Friday, September 21, 2018
New York Times: France bans smartphones in schools yet some teachers question whether that strategy will work
My co-blogger Scott had previously posted about France's Education Ministry's decision to ban smartphones in all first through ninth grades classes on the premise that it will help students learn better (apparently Denmark is considering similar action). The New York Times has a more extensive report here describing the rationale for the ban and that some teachers question whether it will actually work as students may find ways to surreptitiously use them anyway. The rationale for the ban, of course, is that the distractions smartphones cause interfere with learning and that students are going to have to learn to unplug anyway once they get into the workforce. Here are some pertinent excerpts from the NYT story:
. . . . .
France’s education ministry hopes that its smartphone ban, which took effect at the beginning of September and applies to students from first through ninth grades, will get schoolchildren to pay more attention in class and interact more, and several studies suggest such correlations.
Some experts are skeptical that the ban can be enforced, and some teachers question the merits of insulating children from the internet-dominated world they will face outside school. But the French government believes that without minimizing distractions, children will never learn the basics.
“If we want to prepare children in the 21st century, we must give them the tools of modernity: mastery of math, of general culture, the ability to flourish in social relationships, a capacity to discuss with others, to understand and respect others and then very strong digital skills,” said Education Minister Jean-Michel Blanquer.
“It’s a message we send to society: Do not always be on your phones.”
. . . . .
About 60 percent of French junior high schools already had similar bans, said Frédérique Rolet, the secretary general of a national teachers union.

_MATERIAL_:

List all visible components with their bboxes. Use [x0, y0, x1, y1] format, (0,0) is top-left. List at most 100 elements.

_PROBLEM TO WORK ON_:
Copy the passage from the piece on France's school smartphone ban between "Some experts are" and "national teachers union.", inclusive, and swap "skeptical" for "doubtful". The material isn't needed for this.

_SOLUTION_:
Some experts are doubtful that the ban can be enforced, and some teachers question the merits of insulating children from the internet-dominated world they will face outside school. But the French government believes that without minimizing distractions, children will never learn the basics.
“If we want to prepare children in the 21st century, we must give them the tools of modernity: mastery of math, of general culture, the ability to flourish in social relationships, a capacity to discuss with others, to understand and respect others and then very strong digital skills,” said Education Minister Jean-Michel Blanquer.
“It’s a message we send to society: Do not always be on your phones.”
. . . . .
About 60 percent of French junior high schools already had similar bans, said Frédérique Rolet, the secretary general of a national teachers union.